-- begin --

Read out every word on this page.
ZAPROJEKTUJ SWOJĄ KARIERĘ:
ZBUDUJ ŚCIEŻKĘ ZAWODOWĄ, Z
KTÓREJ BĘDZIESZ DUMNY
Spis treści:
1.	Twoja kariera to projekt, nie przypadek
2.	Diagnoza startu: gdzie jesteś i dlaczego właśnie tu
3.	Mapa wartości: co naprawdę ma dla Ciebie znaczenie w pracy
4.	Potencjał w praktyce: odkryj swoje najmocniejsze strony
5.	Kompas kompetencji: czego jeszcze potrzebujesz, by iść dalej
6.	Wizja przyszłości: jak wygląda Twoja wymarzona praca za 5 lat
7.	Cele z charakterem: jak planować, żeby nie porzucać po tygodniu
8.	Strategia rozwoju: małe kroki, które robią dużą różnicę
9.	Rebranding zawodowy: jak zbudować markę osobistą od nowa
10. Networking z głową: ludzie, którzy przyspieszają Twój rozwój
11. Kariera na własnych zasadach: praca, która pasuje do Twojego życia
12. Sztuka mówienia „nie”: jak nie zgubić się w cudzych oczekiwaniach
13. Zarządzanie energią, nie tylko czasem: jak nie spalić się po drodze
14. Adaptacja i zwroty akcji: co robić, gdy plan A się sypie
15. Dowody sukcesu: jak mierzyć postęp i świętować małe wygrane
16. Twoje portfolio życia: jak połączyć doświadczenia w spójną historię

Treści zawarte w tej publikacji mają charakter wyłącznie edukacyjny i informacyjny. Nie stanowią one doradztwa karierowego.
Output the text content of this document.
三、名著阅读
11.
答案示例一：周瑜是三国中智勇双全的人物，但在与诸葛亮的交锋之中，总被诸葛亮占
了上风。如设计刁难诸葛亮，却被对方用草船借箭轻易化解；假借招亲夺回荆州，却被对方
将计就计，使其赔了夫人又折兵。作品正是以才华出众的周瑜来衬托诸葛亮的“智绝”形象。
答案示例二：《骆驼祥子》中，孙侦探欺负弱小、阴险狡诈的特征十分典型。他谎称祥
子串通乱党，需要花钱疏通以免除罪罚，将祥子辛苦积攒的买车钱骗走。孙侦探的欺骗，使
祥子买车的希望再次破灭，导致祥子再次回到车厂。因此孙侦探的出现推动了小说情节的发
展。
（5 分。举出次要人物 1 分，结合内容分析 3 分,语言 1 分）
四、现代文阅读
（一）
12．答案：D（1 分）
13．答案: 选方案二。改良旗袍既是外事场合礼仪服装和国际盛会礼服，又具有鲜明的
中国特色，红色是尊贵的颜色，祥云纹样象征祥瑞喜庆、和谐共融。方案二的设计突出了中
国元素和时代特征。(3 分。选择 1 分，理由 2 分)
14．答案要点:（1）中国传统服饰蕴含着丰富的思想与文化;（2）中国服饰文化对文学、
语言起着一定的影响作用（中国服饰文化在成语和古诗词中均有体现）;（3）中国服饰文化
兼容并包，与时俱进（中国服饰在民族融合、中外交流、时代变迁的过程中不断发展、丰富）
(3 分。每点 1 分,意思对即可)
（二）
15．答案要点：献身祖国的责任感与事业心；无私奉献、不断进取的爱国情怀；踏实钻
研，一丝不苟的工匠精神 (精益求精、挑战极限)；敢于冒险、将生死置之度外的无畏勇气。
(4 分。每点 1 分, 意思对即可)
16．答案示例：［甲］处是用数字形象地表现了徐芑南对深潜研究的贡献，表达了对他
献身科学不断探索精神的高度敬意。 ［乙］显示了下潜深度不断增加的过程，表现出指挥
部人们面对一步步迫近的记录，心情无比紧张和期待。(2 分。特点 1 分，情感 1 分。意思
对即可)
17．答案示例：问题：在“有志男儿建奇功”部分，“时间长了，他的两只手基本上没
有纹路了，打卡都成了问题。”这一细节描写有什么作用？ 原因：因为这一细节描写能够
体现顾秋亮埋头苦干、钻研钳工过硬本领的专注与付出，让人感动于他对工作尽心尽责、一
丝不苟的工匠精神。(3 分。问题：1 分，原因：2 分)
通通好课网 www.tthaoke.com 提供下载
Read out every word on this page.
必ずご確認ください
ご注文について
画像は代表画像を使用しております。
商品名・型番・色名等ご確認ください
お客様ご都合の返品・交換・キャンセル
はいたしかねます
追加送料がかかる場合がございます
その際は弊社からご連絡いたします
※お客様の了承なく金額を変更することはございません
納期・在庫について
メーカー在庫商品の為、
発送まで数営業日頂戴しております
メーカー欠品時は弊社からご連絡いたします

-- end --

-- Stated exercise --
The lines above form a set of records; determine how many of them contain the string "małe" and give that number alone.

-- Correct output --
2